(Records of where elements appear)
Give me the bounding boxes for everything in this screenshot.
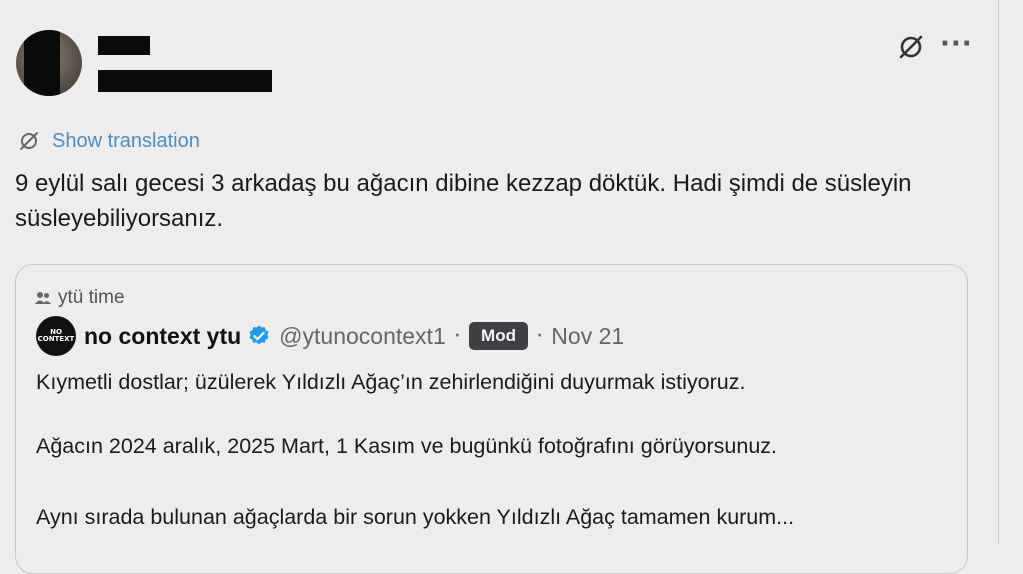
author-avatar[interactable] [16, 30, 82, 96]
quoted-post-header: NO CONTEXT no context ytu @ytunocontext1… [36, 316, 624, 356]
translate-icon [20, 132, 38, 150]
more-icon[interactable]: ··· [940, 31, 972, 60]
community-icon [35, 292, 51, 304]
grok-icon[interactable] [896, 32, 926, 62]
separator-dot: · [535, 323, 544, 349]
quoted-text-line: Kıymetli dostlar; üzülerek Yıldızlı Ağaç… [36, 370, 746, 394]
community-name[interactable]: ytü time [58, 287, 125, 309]
author-handle-redacted [98, 70, 272, 92]
quoted-text-line: Aynı sırada bulunan ağaçlarda bir sorun … [36, 505, 795, 529]
column-divider [998, 0, 999, 544]
show-translation-label[interactable]: Show translation [52, 130, 200, 153]
verified-badge-icon [249, 325, 269, 345]
avatar-redaction [24, 30, 60, 96]
quoted-post-date[interactable]: Nov 21 [551, 323, 624, 350]
mod-badge: Mod [469, 322, 528, 350]
quoted-text-line: Ağacın 2024 aralık, 2025 Mart, 1 Kasım v… [36, 434, 777, 458]
post-text: 9 eylül salı gecesi 3 arkadaş bu ağacın … [15, 170, 912, 232]
community-context[interactable]: ytü time [34, 286, 125, 310]
quoted-author-handle[interactable]: @ytunocontext1 [279, 323, 446, 350]
quoted-author-avatar[interactable]: NO CONTEXT [36, 316, 76, 356]
author-name-redacted [98, 36, 150, 55]
separator-dot: · [453, 323, 462, 349]
show-translation-link[interactable]: Show translation [18, 128, 200, 154]
quoted-author-name[interactable]: no context ytu [84, 323, 241, 350]
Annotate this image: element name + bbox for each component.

> _Written instruction_
Collect each line above that contains the string "separator". Matching is case-sensitive.

> _Answer for the task_
separator-dot: · [535, 323, 544, 349]
separator-dot: · [453, 323, 462, 349]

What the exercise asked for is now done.